Set problem :: Collect all lines from the listing that include the string "Video".

[Collection entries]

════════

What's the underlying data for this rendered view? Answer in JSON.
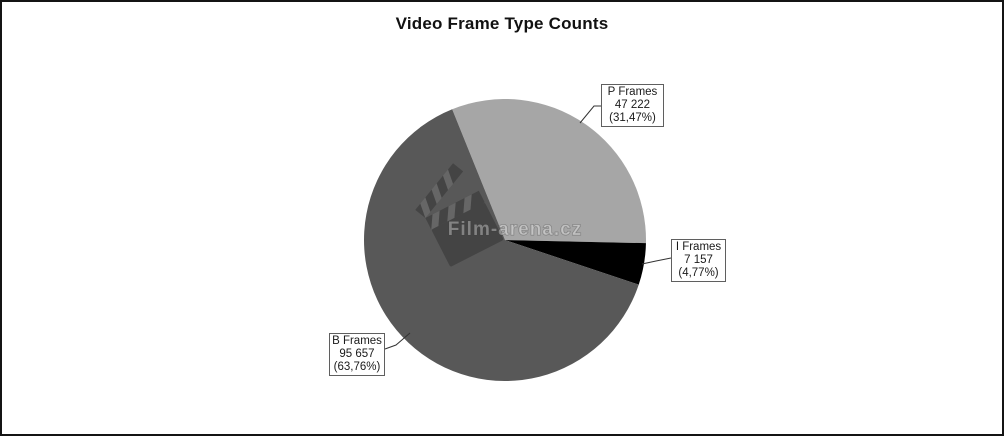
{
  "page": {
    "background": "#ffffff",
    "border_color": "#141414"
  },
  "title": "Video Frame Type Counts",
  "watermark": {
    "text": "Film-arena.cz",
    "icon": "clapperboard-icon"
  },
  "chart_data": {
    "type": "pie",
    "title": "Video Frame Type Counts",
    "start_angle_deg": -22,
    "direction": "clockwise",
    "legend_position": "none",
    "labels_style": "boxed-callouts-with-leader-lines",
    "slices": [
      {
        "label": "P Frames",
        "count": 47222,
        "value_label": "47 222",
        "pct": 31.47,
        "pct_label": "(31,47%)",
        "color": "#a6a6a6"
      },
      {
        "label": "I Frames",
        "count": 7157,
        "value_label": "7 157",
        "pct": 4.77,
        "pct_label": "(4,77%)",
        "color": "#000000"
      },
      {
        "label": "B Frames",
        "count": 95657,
        "value_label": "95 657",
        "pct": 63.76,
        "pct_label": "(63,76%)",
        "color": "#585858"
      }
    ]
  }
}
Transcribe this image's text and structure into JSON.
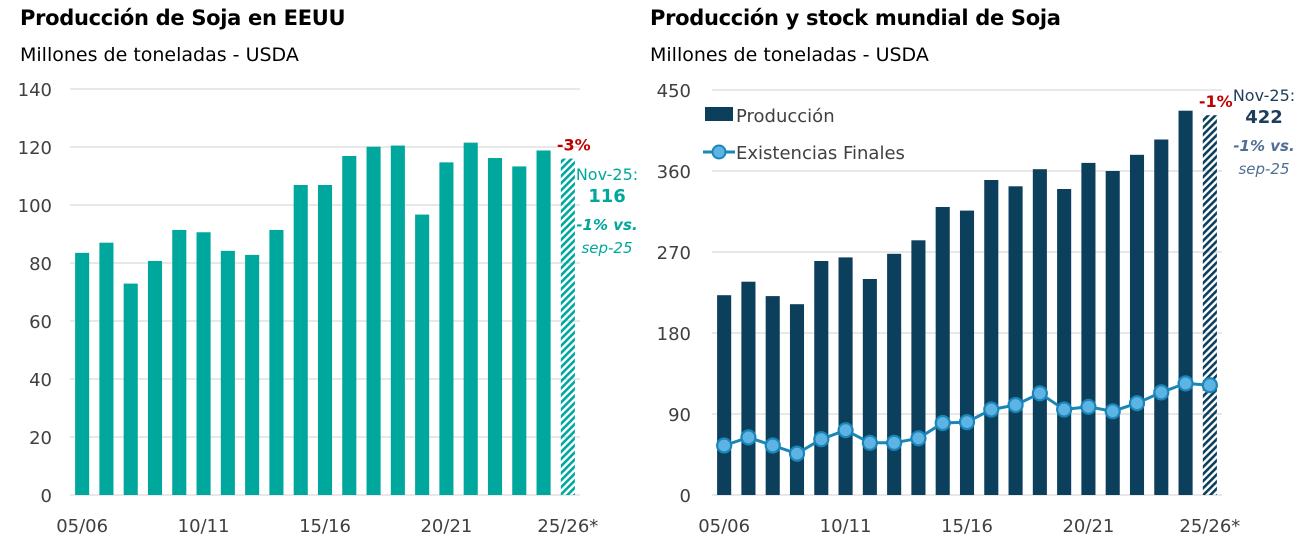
{
  "colors": {
    "us_bar": "#00A79D",
    "world_bar": "#0B3F5C",
    "stock_line": "#1A86B8",
    "stock_marker": "#5DB3E4",
    "negative": "#C00000",
    "grid": "#D9D9D9",
    "axis_text": "#404040",
    "world_note": "#4F6F93",
    "world_note_dark": "#1F3D5A"
  },
  "chart_data": [
    {
      "type": "bar",
      "title": "Producción de Soja en EEUU",
      "subtitle": "Millones de toneladas - USDA",
      "xlabel": "",
      "ylabel": "",
      "ylim": [
        0,
        140
      ],
      "yticks": [
        "0",
        "20",
        "40",
        "60",
        "80",
        "100",
        "120",
        "140"
      ],
      "ytick_values": [
        0,
        20,
        40,
        60,
        80,
        100,
        120,
        140
      ],
      "grid": true,
      "categories": [
        "05/06",
        "06/07",
        "07/08",
        "08/09",
        "09/10",
        "10/11",
        "11/12",
        "12/13",
        "13/14",
        "14/15",
        "15/16",
        "16/17",
        "17/18",
        "18/19",
        "19/20",
        "20/21",
        "21/22",
        "22/23",
        "23/24",
        "24/25",
        "25/26*"
      ],
      "xtick_labels": [
        "05/06",
        "10/11",
        "15/16",
        "20/21",
        "25/26*"
      ],
      "xtick_indices": [
        0,
        5,
        10,
        15,
        20
      ],
      "series": [
        {
          "name": "Producción",
          "values": [
            83.5,
            87.0,
            72.9,
            80.7,
            91.4,
            90.6,
            84.2,
            82.8,
            91.4,
            106.9,
            106.9,
            116.9,
            120.1,
            120.5,
            96.7,
            114.7,
            121.5,
            116.2,
            113.3,
            118.8,
            116.0
          ]
        }
      ],
      "projected_index": 20,
      "change_label": "-3%",
      "note": {
        "line1": "Nov-25:",
        "value": "116",
        "line3": "-1% vs.",
        "line4": "sep-25"
      }
    },
    {
      "type": "bar",
      "title": "Producción y stock mundial de Soja",
      "subtitle": "Millones de toneladas - USDA",
      "xlabel": "",
      "ylabel": "",
      "ylim": [
        0,
        450
      ],
      "yticks": [
        "0",
        "90",
        "180",
        "270",
        "360",
        "450"
      ],
      "ytick_values": [
        0,
        90,
        180,
        270,
        360,
        450
      ],
      "grid": true,
      "legend_position": "top-left",
      "categories": [
        "05/06",
        "06/07",
        "07/08",
        "08/09",
        "09/10",
        "10/11",
        "11/12",
        "12/13",
        "13/14",
        "14/15",
        "15/16",
        "16/17",
        "17/18",
        "18/19",
        "19/20",
        "20/21",
        "21/22",
        "22/23",
        "23/24",
        "24/25",
        "25/26*"
      ],
      "xtick_labels": [
        "05/06",
        "10/11",
        "15/16",
        "20/21",
        "25/26*"
      ],
      "xtick_indices": [
        0,
        5,
        10,
        15,
        20
      ],
      "series": [
        {
          "name": "Producción",
          "type": "bar",
          "values": [
            222,
            237,
            221,
            212,
            260,
            264,
            240,
            268,
            283,
            320,
            316,
            350,
            343,
            362,
            340,
            369,
            360,
            378,
            395,
            427,
            422
          ]
        },
        {
          "name": "Existencias  Finales",
          "type": "line",
          "values": [
            55,
            64,
            55,
            46,
            62,
            72,
            58,
            58,
            63,
            80,
            81,
            95,
            100,
            113,
            95,
            98,
            93,
            102,
            114,
            124,
            122
          ]
        }
      ],
      "projected_index": 20,
      "change_label": "-1%",
      "note": {
        "line1": "Nov-25:",
        "value": "422",
        "line3": "-1% vs.",
        "line4": "sep-25"
      }
    }
  ]
}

════════

Answer to this task ::
  "title": "Video Frame Type Counts",
    "title": "Video Frame Type Counts",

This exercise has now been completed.